● **Exercise description**: Return the records exactly as they are.

● **Input for this task**:
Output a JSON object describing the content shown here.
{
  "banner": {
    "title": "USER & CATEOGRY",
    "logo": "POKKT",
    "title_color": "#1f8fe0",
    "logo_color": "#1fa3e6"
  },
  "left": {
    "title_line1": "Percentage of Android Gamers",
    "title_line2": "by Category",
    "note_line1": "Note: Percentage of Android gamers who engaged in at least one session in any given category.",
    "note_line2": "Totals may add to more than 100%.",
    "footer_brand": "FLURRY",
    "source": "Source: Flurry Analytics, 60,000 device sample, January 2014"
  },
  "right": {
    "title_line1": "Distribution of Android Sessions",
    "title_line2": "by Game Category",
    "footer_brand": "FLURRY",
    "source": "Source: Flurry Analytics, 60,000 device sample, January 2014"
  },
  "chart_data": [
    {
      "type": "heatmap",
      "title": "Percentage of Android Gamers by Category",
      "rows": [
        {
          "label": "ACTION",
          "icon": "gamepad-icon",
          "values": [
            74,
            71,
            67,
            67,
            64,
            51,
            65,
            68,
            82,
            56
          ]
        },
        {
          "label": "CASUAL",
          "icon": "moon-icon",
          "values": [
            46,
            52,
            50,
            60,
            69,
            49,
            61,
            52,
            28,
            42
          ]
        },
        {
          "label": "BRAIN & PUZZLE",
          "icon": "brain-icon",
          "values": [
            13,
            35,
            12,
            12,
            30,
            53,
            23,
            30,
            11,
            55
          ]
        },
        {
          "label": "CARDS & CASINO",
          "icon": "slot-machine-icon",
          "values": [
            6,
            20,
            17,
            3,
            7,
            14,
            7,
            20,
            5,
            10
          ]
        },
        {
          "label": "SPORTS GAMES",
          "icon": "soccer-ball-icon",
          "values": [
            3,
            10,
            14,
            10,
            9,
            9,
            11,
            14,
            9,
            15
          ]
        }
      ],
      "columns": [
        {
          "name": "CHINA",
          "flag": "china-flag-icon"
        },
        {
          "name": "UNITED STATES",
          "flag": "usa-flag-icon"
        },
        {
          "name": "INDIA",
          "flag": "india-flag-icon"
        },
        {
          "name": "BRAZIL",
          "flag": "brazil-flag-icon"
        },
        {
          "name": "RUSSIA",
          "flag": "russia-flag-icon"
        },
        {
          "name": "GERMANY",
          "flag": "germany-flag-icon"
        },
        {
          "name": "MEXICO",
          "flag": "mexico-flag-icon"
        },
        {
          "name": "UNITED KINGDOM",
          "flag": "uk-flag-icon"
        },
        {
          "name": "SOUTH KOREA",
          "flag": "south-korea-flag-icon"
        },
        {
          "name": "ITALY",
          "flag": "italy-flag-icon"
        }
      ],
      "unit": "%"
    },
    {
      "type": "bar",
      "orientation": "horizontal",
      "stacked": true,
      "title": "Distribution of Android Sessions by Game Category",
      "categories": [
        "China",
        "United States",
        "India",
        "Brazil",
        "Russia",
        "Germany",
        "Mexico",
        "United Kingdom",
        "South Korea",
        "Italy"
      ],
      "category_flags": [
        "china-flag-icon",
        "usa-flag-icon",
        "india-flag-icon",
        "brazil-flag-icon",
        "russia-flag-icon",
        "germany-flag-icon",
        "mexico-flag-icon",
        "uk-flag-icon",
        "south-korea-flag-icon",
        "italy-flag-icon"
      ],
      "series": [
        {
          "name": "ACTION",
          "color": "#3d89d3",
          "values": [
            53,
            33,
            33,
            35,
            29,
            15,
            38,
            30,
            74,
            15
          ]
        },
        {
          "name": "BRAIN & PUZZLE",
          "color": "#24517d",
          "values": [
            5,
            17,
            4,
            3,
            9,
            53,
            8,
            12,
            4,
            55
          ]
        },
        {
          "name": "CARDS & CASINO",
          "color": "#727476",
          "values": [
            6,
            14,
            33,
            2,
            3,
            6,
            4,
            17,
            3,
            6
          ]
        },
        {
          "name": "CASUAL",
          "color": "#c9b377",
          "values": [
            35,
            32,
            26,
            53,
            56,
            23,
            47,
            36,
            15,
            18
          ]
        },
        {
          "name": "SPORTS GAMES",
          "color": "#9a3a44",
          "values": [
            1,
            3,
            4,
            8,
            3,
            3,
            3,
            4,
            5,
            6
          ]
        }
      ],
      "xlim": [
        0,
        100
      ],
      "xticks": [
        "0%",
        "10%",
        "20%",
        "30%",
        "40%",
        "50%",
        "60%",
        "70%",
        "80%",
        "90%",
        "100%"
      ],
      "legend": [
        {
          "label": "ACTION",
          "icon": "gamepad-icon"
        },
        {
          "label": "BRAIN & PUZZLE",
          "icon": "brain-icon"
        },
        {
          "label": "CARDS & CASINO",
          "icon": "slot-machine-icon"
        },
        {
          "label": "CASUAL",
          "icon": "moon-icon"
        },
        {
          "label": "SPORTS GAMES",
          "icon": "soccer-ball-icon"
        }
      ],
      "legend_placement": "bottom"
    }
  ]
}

● **Correct result**:
Output a JSON object describing the content shown here.
{
  "banner": {
    "title": "USER & CATEOGRY",
    "logo": "POKKT",
    "title_color": "#1f8fe0",
    "logo_color": "#1fa3e6"
  },
  "left": {
    "title_line1": "Percentage of Android Gamers",
    "title_line2": "by Category",
    "note_line1": "Note: Percentage of Android gamers who engaged in at least one session in any given category.",
    "note_line2": "Totals may add to more than 100%.",
    "footer_brand": "FLURRY",
    "source": "Source: Flurry Analytics, 60,000 device sample, January 2014"
  },
  "right": {
    "title_line1": "Distribution of Android Sessions",
    "title_line2": "by Game Category",
    "footer_brand": "FLURRY",
    "source": "Source: Flurry Analytics, 60,000 device sample, January 2014"
  },
  "chart_data": [
    {
      "type": "heatmap",
      "title": "Percentage of Android Gamers by Category",
      "rows": [
        {
          "label": "ACTION",
          "icon": "gamepad-icon",
          "values": [
            74,
            71,
            67,
            67,
            64,
            51,
            65,
            68,
            82,
            56
          ]
        },
        {
          "label": "CASUAL",
          "icon": "moon-icon",
          "values": [
            46,
            52,
            50,
            60,
            69,
            49,
            61,
            52,
            28,
            42
          ]
        },
        {
          "label": "BRAIN & PUZZLE",
          "icon": "brain-icon",
          "values": [
            13,
            35,
            12,
            12,
            30,
            53,
            23,
            30,
            11,
            55
          ]
        },
        {
          "label": "CARDS & CASINO",
          "icon": "slot-machine-icon",
          "values": [
            6,
            20,
            17,
            3,
            7,
            14,
            7,
            20,
            5,
            10
          ]
        },
        {
          "label": "SPORTS GAMES",
          "icon": "soccer-ball-icon",
          "values": [
            3,
            10,
            14,
            10,
            9,
            9,
            11,
            14,
            9,
            15
          ]
        }
      ],
      "columns": [
        {
          "name": "CHINA",
          "flag": "china-flag-icon"
        },
        {
          "name": "UNITED STATES",
          "flag": "usa-flag-icon"
        },
        {
          "name": "INDIA",
          "flag": "india-flag-icon"
        },
        {
          "name": "BRAZIL",
          "flag": "brazil-flag-icon"
        },
        {
          "name": "RUSSIA",
          "flag": "russia-flag-icon"
        },
        {
          "name": "GERMANY",
          "flag": "germany-flag-icon"
        },
        {
          "name": "MEXICO",
          "flag": "mexico-flag-icon"
        },
        {
          "name": "UNITED KINGDOM",
          "flag": "uk-flag-icon"
        },
        {
          "name": "SOUTH KOREA",
          "flag": "south-korea-flag-icon"
        },
        {
          "name": "ITALY",
          "flag": "italy-flag-icon"
        }
      ],
      "unit": "%"
    },
    {
      "type": "bar",
      "orientation": "horizontal",
      "stacked": true,
      "title": "Distribution of Android Sessions by Game Category",
      "categories": [
        "China",
        "United States",
        "India",
        "Brazil",
        "Russia",
        "Germany",
        "Mexico",
        "United Kingdom",
        "South Korea",
        "Italy"
      ],
      "category_flags": [
        "china-flag-icon",
        "usa-flag-icon",
        "india-flag-icon",
        "brazil-flag-icon",
        "russia-flag-icon",
        "germany-flag-icon",
        "mexico-flag-icon",
        "uk-flag-icon",
        "south-korea-flag-icon",
        "italy-flag-icon"
      ],
      "series": [
        {
          "name": "ACTION",
          "color": "#3d89d3",
          "values": [
            53,
            33,
            33,
            35,
            29,
            15,
            38,
            30,
            74,
            15
          ]
        },
        {
          "name": "BRAIN & PUZZLE",
          "color": "#24517d",
          "values": [
            5,
            17,
            4,
            3,
            9,
            53,
            8,
            12,
            4,
            55
          ]
        },
        {
          "name": "CARDS & CASINO",
          "color": "#727476",
          "values": [
            6,
            14,
            33,
            2,
            3,
            6,
            4,
            17,
            3,
            6
          ]
        },
        {
          "name": "CASUAL",
          "color": "#c9b377",
          "values": [
            35,
            32,
            26,
            53,
            56,
            23,
            47,
            36,
            15,
            18
          ]
        },
        {
          "name": "SPORTS GAMES",
          "color": "#9a3a44",
          "values": [
            1,
            3,
            4,
            8,
            3,
            3,
            3,
            4,
            5,
            6
          ]
        }
      ],
      "xlim": [
        0,
        100
      ],
      "xticks": [
        "0%",
        "10%",
        "20%",
        "30%",
        "40%",
        "50%",
        "60%",
        "70%",
        "80%",
        "90%",
        "100%"
      ],
      "legend": [
        {
          "label": "ACTION",
          "icon": "gamepad-icon"
        },
        {
          "label": "BRAIN & PUZZLE",
          "icon": "brain-icon"
        },
        {
          "label": "CARDS & CASINO",
          "icon": "slot-machine-icon"
        },
        {
          "label": "CASUAL",
          "icon": "moon-icon"
        },
        {
          "label": "SPORTS GAMES",
          "icon": "soccer-ball-icon"
        }
      ],
      "legend_placement": "bottom"
    }
  ]
}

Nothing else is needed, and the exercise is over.